Structured figure records
+ + +
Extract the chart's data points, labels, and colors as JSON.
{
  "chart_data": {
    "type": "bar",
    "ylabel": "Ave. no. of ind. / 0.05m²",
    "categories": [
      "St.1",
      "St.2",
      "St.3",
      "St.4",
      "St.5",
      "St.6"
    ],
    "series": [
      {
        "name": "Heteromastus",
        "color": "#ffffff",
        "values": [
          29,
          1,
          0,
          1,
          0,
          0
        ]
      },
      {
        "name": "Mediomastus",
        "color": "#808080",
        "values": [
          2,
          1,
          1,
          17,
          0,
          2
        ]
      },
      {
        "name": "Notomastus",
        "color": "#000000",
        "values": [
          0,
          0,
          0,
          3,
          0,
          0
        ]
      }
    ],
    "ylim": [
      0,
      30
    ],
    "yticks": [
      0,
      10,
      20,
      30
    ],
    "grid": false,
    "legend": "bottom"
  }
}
+ + +
Repeat the entries shown above, every one, word for word.

▶ TASK RESPONSE
Extract the chart's data points, labels, and colors as JSON.
{
  "chart_data": {
    "type": "bar",
    "ylabel": "Ave. no. of ind. / 0.05m²",
    "categories": [
      "St.1",
      "St.2",
      "St.3",
      "St.4",
      "St.5",
      "St.6"
    ],
    "series": [
      {
        "name": "Heteromastus",
        "color": "#ffffff",
        "values": [
          29,
          1,
          0,
          1,
          0,
          0
        ]
      },
      {
        "name": "Mediomastus",
        "color": "#808080",
        "values": [
          2,
          1,
          1,
          17,
          0,
          2
        ]
      },
      {
        "name": "Notomastus",
        "color": "#000000",
        "values": [
          0,
          0,
          0,
          3,
          0,
          0
        ]
      }
    ],
    "ylim": [
      0,
      30
    ],
    "yticks": [
      0,
      10,
      20,
      30
    ],
    "grid": false,
    "legend": "bottom"
  }
}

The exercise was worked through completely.